Source data:
******

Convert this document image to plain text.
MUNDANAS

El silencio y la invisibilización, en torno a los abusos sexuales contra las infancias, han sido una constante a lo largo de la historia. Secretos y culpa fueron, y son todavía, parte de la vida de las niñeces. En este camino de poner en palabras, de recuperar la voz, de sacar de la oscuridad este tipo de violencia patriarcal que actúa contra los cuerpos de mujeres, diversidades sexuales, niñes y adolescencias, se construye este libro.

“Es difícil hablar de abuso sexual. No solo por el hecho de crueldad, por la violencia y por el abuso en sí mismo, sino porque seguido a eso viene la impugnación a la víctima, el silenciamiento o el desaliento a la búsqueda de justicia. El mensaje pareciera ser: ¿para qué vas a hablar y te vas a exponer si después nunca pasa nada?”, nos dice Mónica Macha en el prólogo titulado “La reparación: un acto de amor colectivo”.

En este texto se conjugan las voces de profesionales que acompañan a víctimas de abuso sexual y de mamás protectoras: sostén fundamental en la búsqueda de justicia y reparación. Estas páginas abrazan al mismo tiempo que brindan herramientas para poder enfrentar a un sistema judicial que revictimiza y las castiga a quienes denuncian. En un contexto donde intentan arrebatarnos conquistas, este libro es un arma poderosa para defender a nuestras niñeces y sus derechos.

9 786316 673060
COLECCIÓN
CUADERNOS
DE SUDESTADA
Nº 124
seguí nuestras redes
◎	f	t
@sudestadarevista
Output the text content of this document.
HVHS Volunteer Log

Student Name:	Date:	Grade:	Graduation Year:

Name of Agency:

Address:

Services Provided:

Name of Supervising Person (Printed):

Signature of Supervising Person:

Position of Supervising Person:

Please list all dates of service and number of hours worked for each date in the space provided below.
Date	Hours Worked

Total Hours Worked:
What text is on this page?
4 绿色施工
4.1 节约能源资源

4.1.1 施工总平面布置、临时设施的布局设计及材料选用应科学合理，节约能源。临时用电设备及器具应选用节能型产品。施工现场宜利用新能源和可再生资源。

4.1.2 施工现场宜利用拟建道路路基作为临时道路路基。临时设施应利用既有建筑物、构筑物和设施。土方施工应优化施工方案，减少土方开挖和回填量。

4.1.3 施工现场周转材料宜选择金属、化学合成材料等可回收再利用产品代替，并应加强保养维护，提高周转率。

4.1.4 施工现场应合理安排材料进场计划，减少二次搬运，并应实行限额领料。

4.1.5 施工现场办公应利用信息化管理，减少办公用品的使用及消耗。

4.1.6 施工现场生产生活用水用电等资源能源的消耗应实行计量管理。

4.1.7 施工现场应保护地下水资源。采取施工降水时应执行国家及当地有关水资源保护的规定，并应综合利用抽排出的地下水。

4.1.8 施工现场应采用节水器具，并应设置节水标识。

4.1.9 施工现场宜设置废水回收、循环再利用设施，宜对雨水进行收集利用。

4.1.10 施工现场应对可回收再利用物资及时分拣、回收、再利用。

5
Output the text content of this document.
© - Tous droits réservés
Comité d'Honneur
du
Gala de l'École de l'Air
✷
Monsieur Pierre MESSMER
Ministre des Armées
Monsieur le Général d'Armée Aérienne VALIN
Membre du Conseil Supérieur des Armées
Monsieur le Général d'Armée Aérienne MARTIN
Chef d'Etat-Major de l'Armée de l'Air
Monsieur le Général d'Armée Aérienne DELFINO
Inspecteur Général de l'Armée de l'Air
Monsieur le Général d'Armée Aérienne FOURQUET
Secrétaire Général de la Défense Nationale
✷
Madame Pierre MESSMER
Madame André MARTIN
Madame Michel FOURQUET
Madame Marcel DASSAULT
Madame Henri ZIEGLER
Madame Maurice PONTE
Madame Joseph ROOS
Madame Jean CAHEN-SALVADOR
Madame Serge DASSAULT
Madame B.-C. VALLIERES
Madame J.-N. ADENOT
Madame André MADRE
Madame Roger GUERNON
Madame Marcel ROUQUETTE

******

Stated goal: Gather each line from the entries above that includes the word "búsqueda".

Solution for this exercise:
“Es difícil hablar de abuso sexual. No solo por el hecho de crueldad, por la violencia y por el abuso en sí mismo, sino porque seguido a eso viene la impugnación a la víctima, el silenciamiento o el desaliento a la búsqueda de justicia. El mensaje pareciera ser: ¿para qué vas a hablar y te vas a exponer si después nunca pasa nada?”, nos dice Mónica Macha en el prólogo titulado “La reparación: un acto de amor colectivo”.
En este texto se conjugan las voces de profesionales que acompañan a víctimas de abuso sexual y de mamás protectoras: sostén fundamental en la búsqueda de justicia y reparación. Estas páginas abrazan al mismo tiempo que brindan herramientas para poder enfrentar a un sistema judicial que revictimiza y las castiga a quienes denuncian. En un contexto donde intentan arrebatarnos conquistas, este libro es un arma poderosa para defender a nuestras niñeces y sus derechos.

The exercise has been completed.